:: Dataset records ::
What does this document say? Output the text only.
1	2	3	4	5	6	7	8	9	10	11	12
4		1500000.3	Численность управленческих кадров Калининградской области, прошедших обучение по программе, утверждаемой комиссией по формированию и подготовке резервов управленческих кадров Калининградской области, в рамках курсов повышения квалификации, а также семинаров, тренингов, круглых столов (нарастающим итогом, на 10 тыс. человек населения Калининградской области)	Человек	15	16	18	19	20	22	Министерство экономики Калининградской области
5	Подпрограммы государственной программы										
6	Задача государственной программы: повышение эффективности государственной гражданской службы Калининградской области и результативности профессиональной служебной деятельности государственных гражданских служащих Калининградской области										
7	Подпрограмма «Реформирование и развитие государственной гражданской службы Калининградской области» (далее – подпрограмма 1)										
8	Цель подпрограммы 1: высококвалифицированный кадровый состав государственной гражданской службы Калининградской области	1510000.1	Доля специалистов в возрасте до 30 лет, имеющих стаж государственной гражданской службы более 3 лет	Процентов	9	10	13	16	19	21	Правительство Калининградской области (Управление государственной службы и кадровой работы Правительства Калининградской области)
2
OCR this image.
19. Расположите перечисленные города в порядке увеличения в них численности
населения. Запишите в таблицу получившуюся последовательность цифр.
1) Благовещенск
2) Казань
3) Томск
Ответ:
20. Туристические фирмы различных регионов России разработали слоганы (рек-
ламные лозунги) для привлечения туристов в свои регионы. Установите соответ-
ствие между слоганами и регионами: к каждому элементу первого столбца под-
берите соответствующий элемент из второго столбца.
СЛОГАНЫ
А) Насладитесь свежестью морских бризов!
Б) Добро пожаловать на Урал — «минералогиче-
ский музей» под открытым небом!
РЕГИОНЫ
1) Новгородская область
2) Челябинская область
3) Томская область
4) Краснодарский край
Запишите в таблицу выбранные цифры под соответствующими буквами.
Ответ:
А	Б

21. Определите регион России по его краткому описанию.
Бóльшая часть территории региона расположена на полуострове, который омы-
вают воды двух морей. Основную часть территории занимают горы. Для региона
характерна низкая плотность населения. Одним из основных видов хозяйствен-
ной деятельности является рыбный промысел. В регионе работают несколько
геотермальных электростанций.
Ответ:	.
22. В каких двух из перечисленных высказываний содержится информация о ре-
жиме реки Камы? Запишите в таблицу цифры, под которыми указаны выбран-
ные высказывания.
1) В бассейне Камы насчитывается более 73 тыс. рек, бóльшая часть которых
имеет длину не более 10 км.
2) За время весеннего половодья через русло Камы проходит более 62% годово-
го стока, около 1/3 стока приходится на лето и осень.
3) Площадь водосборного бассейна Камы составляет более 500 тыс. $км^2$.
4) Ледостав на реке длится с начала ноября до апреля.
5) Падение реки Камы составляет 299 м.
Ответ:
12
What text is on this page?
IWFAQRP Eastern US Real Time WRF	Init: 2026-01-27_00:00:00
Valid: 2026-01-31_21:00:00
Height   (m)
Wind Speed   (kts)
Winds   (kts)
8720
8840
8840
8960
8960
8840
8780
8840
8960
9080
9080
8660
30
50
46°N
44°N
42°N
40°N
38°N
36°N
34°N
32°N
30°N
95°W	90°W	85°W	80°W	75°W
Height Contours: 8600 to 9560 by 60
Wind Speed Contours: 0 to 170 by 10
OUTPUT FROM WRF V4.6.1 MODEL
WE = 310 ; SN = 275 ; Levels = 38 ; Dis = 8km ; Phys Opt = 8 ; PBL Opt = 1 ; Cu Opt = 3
:::
Task requirements
Write out only the final block of lines, starting at the line with "What text is on this page?" and running to the end of the material.

Output below
What text is on this page?
IWFAQRP Eastern US Real Time WRF	Init: 2026-01-27_00:00:00
Valid: 2026-01-31_21:00:00
Height   (m)
Wind Speed   (kts)
Winds   (kts)
8720
8840
8840
8960
8960
8840
8780
8840
8960
9080
9080
8660
30
50
46°N
44°N
42°N
40°N
38°N
36°N
34°N
32°N
30°N
95°W	90°W	85°W	80°W	75°W
Height Contours: 8600 to 9560 by 60
Wind Speed Contours: 0 to 170 by 10
OUTPUT FROM WRF V4.6.1 MODEL
WE = 310 ; SN = 275 ; Levels = 38 ; Dis = 8km ; Phys Opt = 8 ; PBL Opt = 1 ; Cu Opt = 3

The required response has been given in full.